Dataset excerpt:
* * * * *

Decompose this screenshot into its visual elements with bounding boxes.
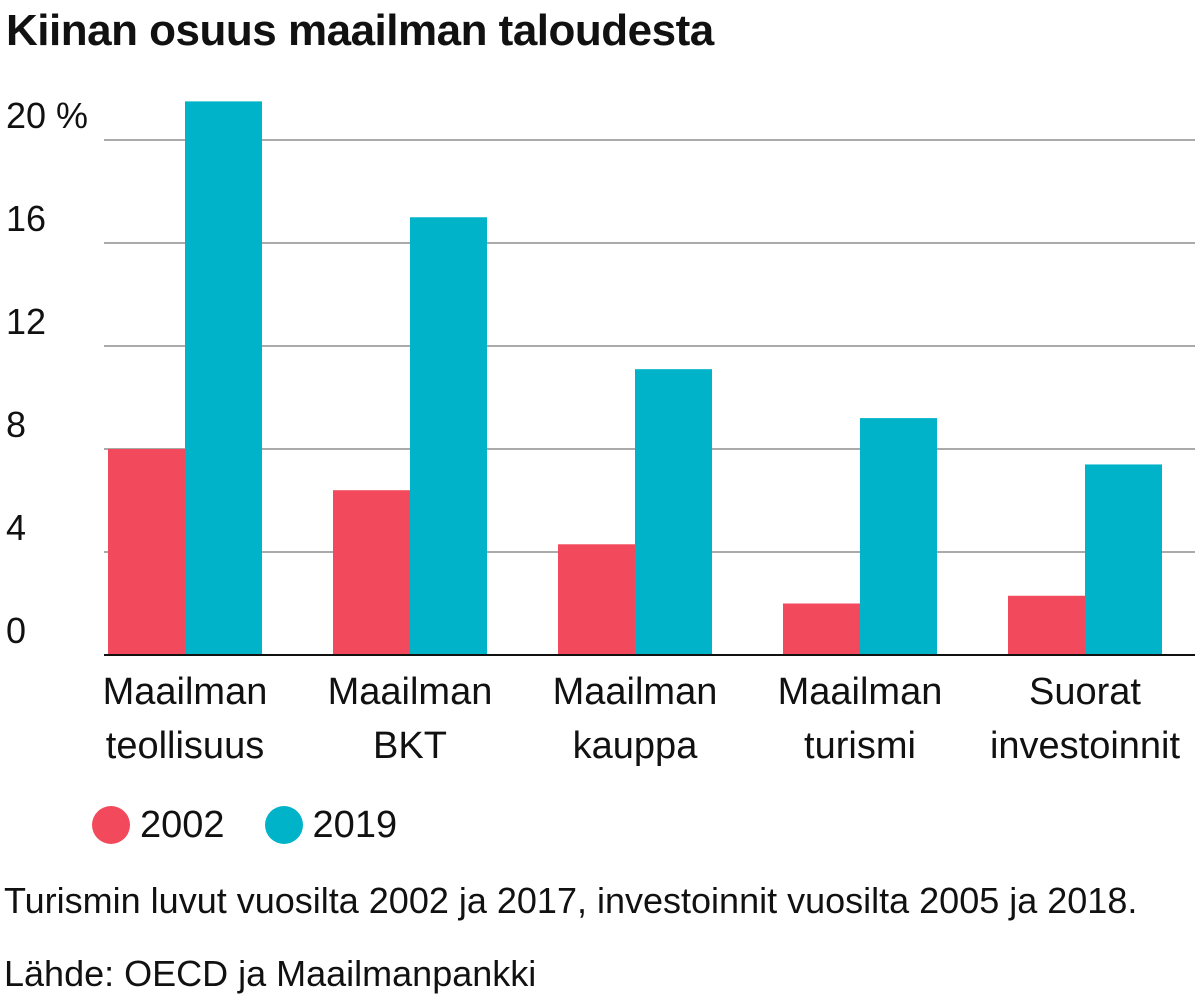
bar-2002-1 (333, 490, 410, 655)
y-tick-label-4: 4 (6, 507, 26, 548)
legend-label-2002: 2002 (140, 803, 225, 846)
chart-source: Lähde: OECD ja Maailmanpankki (4, 953, 537, 994)
x-tick-label-1-0: Maailman (328, 671, 493, 713)
y-tick-label-20: 20 % (6, 95, 88, 136)
bar-2019-3 (860, 418, 937, 655)
bar-2002-4 (1008, 595, 1085, 655)
chart-note: Turismin luvut vuosilta 2002 ja 2017, in… (4, 880, 1138, 921)
legend-item-2019: 2019 (264, 803, 398, 847)
x-tick-label-4-0: Suorat (1029, 671, 1141, 713)
bar-2019-0 (185, 101, 262, 655)
x-tick-label-2-1: kauppa (573, 725, 699, 767)
legend: 2002 2019 (92, 800, 437, 850)
x-tick-label-2-0: Maailman (553, 671, 718, 713)
x-tick-label-0-0: Maailman (103, 671, 268, 713)
x-tick-label-1-1: BKT (373, 725, 447, 767)
x-tick-label-4-1: investoinnit (990, 725, 1181, 767)
bar-2002-3 (783, 603, 860, 655)
bar-2002-2 (558, 544, 635, 655)
legend-swatch-2002 (92, 806, 130, 844)
legend-item-2002: 2002 (92, 804, 225, 847)
y-tick-label-8: 8 (6, 404, 26, 445)
bar-2002-0 (108, 449, 185, 655)
x-tick-label-0-1: teollisuus (106, 725, 264, 767)
x-tick-label-3-1: turismi (804, 725, 916, 767)
chart-title: Kiinan osuus maailman taloudesta (6, 6, 714, 55)
y-tick-label-0: 0 (6, 610, 26, 651)
bar-2019-4 (1085, 464, 1162, 655)
x-tick-label-3-0: Maailman (778, 671, 943, 713)
legend-label-2019: 2019 (312, 803, 398, 846)
bar-chart: 0 4 8 12 16 20 % Maailman teollisuus Maailman BKT… (6, 95, 1195, 767)
y-tick-label-12: 12 (6, 301, 46, 342)
bar-2019-1 (410, 217, 487, 655)
legend-swatch-2019 (264, 806, 303, 844)
y-tick-label-16: 16 (6, 198, 46, 239)
bar-2019-2 (635, 369, 712, 655)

* * * * *

> [GIVEN EXERCISE]
Please arrange every line of the data above as a numbered list, leaving out blank lines and the pictures.

> [RESPONSE TO THE TASK]
1. Decompose this screenshot into its visual elements with bounding boxes.
2. bar-2002-1 (333, 490, 410, 655)
3. y-tick-label-4: 4 (6, 507, 26, 548)
4. legend-label-2002: 2002 (140, 803, 225, 846)
5. chart-source: Lähde: OECD ja Maailmanpankki (4, 953, 537, 994)
6. x-tick-label-1-0: Maailman (328, 671, 493, 713)
7. y-tick-label-20: 20 % (6, 95, 88, 136)
8. bar-2019-3 (860, 418, 937, 655)
9. bar-2002-4 (1008, 595, 1085, 655)
10. chart-note: Turismin luvut vuosilta 2002 ja 2017, in… (4, 880, 1138, 921)
11. legend-item-2019: 2019 (264, 803, 398, 847)
12. x-tick-label-4-0: Suorat (1029, 671, 1141, 713)
13. bar-2019-0 (185, 101, 262, 655)
14. x-tick-label-2-1: kauppa (573, 725, 699, 767)
15. legend: 2002 2019 (92, 800, 437, 850)
16. x-tick-label-2-0: Maailman (553, 671, 718, 713)
17. x-tick-label-0-0: Maailman (103, 671, 268, 713)
18. x-tick-label-1-1: BKT (373, 725, 447, 767)
19. x-tick-label-4-1: investoinnit (990, 725, 1181, 767)
20. bar-2002-3 (783, 603, 860, 655)
21. bar-2002-2 (558, 544, 635, 655)
22. legend-swatch-2002 (92, 806, 130, 844)
23. legend-item-2002: 2002 (92, 804, 225, 847)
24. y-tick-label-8: 8 (6, 404, 26, 445)
25. bar-2002-0 (108, 449, 185, 655)
26. x-tick-label-0-1: teollisuus (106, 725, 264, 767)
27. x-tick-label-3-1: turismi (804, 725, 916, 767)
28. chart-title: Kiinan osuus maailman taloudesta (6, 6, 714, 55)
29. y-tick-label-0: 0 (6, 610, 26, 651)
30. bar-2019-4 (1085, 464, 1162, 655)
31. x-tick-label-3-0: Maailman (778, 671, 943, 713)
32. legend-label-2019: 2019 (312, 803, 398, 846)
33. bar-chart: 0 4 8 12 16 20 % Maailman teollisuus Maailman BKT… (6, 95, 1195, 767)
34. y-tick-label-12: 12 (6, 301, 46, 342)
35. bar-2019-1 (410, 217, 487, 655)
36. legend-swatch-2019 (264, 806, 303, 844)
37. y-tick-label-16: 16 (6, 198, 46, 239)
38. bar-2019-2 (635, 369, 712, 655)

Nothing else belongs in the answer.